Fundamentals of the Esoteric Philosophy — G. de Purucker

Chapter Forty-Three

Analogy: the Life of Man and the Life of a Planetary Chain. Occultism and Ethics: Live the Life If Thou Wouldst Know the Doctrine."

Analogy is thus the surest guide to the comprehension of the Occult teachings. . . .

Everything in the Universe follows analogy. "As above, so below"; Man is the microcosm of the Universe. That which takes place on the spiritual plane repeats itself on the Cosmic plane. Concretion follows the lines of abstraction; corresponding to the highest must be the lowest; the material to the spiritual. — The Secret Doctrine, I, 173, 177

As you may infer by analogy every globe before it reaches its adult period, has to pass through a formation period — also septenary. Law in Nature is uniform and the conception, formation, birth, progress and development of the child differs from those of the globe only in magnitude. The globe has two periods of teething and of capillature — its first rocks which it also sheds to make room for new — and its ferns and mosses before it gets forest. As the atoms in the body change [every] seven years so does the globe renew its strata every seven cycles. . . .

. . . The correspondence between a mother-globe and her child-man may be thus worked out. Both have their seven principles. In the Globe, the elementals (of which there are in all seven species) form (a) a gross body, (b) her fluidic double (linga sariram), (c) her life principle (jiva); (d) her fourth principle kama rupa is formed by her creative impulse working from centre to circumference; (e) her fifth principle (animal soul or Manas, physical intelligence) is embodied in the vegetable (in germ) and animal kingdoms; (f) her sixth principle (or spiritual soul, Buddhi) is man (g) and her seventh principle (atma) is in a film of spiritualized akasa that surrounds her. — The Mahatma Letters, pp. 93, 94

Those alone, whom we call adepts, who know how to direct their mental vision and to transfer their consciousness — physical and psychic both — to other planes of being, are able to speak with authority on such subjects. And they tell us plainly: —

"Lead the life necessary for the acquisition of such knowledge and powers, and Wisdom will come to you naturally. Whenever you are able to attune your consciousness to any of the seven chords of 'Universal Consciousness,' those chords that run along the sounding-board of Kosmos, vibrating from one Eternity to another; when you have studied thoroughly 'the music of the Spheres,' then only will you become quite free to share your knowledge with those with whom it is safe to do so. . . . " — The Secret Doctrine, I, 166-7

THESE teachings may seem recondite when first heard, and so indeed they are. But, like all our theosophical teachings, there is one aspect of them which is very simple and contains the principal idea of each thought, i.e., of each doctrine; and it is, in each and every case, this main or principal idea which we illustrate, it remaining for yourselves to fill in the details, and to prove by your own studies the theorems advanced.

## Excerpted data
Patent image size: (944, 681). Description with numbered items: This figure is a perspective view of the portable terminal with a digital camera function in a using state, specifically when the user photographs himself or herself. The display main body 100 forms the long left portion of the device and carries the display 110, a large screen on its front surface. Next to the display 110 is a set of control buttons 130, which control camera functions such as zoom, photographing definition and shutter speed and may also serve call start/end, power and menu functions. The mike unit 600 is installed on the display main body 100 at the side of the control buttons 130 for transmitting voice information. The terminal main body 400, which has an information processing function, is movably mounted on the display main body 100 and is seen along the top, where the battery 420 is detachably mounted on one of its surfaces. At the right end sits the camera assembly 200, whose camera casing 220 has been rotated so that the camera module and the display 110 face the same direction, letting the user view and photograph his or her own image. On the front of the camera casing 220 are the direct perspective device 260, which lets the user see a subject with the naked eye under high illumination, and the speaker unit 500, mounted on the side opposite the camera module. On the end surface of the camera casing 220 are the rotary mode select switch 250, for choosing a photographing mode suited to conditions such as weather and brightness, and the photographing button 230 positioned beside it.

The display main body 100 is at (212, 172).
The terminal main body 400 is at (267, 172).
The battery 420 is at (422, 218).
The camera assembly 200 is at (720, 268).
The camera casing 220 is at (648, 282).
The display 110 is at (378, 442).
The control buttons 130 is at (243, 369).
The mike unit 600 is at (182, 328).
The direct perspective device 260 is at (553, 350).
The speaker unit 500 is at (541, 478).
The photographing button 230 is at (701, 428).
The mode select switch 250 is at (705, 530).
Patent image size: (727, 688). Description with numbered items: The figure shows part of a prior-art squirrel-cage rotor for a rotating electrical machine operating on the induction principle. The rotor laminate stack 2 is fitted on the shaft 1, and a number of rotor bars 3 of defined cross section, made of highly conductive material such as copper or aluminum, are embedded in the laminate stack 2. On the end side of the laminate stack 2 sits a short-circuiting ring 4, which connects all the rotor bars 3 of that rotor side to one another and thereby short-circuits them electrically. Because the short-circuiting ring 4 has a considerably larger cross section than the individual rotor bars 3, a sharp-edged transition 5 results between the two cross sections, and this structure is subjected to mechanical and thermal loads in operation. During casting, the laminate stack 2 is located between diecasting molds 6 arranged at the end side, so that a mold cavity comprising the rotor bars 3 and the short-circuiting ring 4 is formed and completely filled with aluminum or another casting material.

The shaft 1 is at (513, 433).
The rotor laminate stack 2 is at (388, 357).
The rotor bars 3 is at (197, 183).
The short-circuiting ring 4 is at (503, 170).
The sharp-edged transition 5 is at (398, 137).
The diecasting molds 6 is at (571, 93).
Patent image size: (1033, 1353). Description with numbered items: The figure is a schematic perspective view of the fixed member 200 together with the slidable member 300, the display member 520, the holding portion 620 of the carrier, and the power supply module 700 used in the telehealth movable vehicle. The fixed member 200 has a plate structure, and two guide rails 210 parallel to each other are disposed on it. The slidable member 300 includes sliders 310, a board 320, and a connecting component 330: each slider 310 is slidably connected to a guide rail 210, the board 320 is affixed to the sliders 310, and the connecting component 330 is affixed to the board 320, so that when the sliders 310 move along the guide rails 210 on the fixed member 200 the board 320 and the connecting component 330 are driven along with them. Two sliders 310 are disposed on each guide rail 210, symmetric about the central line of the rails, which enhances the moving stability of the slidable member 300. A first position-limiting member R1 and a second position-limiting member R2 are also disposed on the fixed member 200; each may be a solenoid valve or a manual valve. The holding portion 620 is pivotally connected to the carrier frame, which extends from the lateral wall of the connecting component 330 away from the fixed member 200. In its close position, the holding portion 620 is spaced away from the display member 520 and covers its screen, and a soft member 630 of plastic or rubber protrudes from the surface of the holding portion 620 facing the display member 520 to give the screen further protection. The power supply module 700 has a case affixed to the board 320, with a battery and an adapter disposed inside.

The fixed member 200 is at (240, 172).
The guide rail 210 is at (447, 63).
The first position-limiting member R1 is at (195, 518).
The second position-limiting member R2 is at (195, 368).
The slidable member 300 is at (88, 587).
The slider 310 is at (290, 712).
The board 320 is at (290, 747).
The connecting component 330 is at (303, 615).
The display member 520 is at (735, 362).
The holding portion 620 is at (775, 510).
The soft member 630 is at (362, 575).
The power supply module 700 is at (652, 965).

## What to do
(A) Using the passage on analogy, say whether each statement agrees with it: (i) the globe renews its strata every seven cycles; (ii) the elementals in the Globe come in five species; (iii) the Globe's seventh principle is in a film of spiritualized akasa that surrounds her. Answer yes or no for each, and quote the deciding words.
(B) Copy the stretch of the entries from the line containing "Patent image size: (727, 688)." through the line containing "The diecasting molds 6 is at (571, 93).".
The entries have no connection to the passage on analogy.

## Solutions per task
(A)
(i) Yes: "so does the globe renew its strata every seven cycles"
(ii) No: "(of which there are in all seven species)"
(iii) Yes: "her seventh principle (atma) is in a film of spiritualized akasa that surrounds her"

(B)
Patent image size: (727, 688). Description with numbered items: The figure shows part of a prior-art squirrel-cage rotor for a rotating electrical machine operating on the induction principle. The rotor laminate stack 2 is fitted on the shaft 1, and a number of rotor bars 3 of defined cross section, made of highly conductive material such as copper or aluminum, are embedded in the laminate stack 2. On the end side of the laminate stack 2 sits a short-circuiting ring 4, which connects all the rotor bars 3 of that rotor side to one another and thereby short-circuits them electrically. Because the short-circuiting ring 4 has a considerably larger cross section than the individual rotor bars 3, a sharp-edged transition 5 results between the two cross sections, and this structure is subjected to mechanical and thermal loads in operation. During casting, the laminate stack 2 is located between diecasting molds 6 arranged at the end side, so that a mold cavity comprising the rotor bars 3 and the short-circuiting ring 4 is formed and completely filled with aluminum or another casting material.

The shaft 1 is at (513, 433).
The rotor laminate stack 2 is at (388, 357).
The rotor bars 3 is at (197, 183).
The short-circuiting ring 4 is at (503, 170).
The sharp-edged transition 5 is at (398, 137).
The diecasting molds 6 is at (571, 93).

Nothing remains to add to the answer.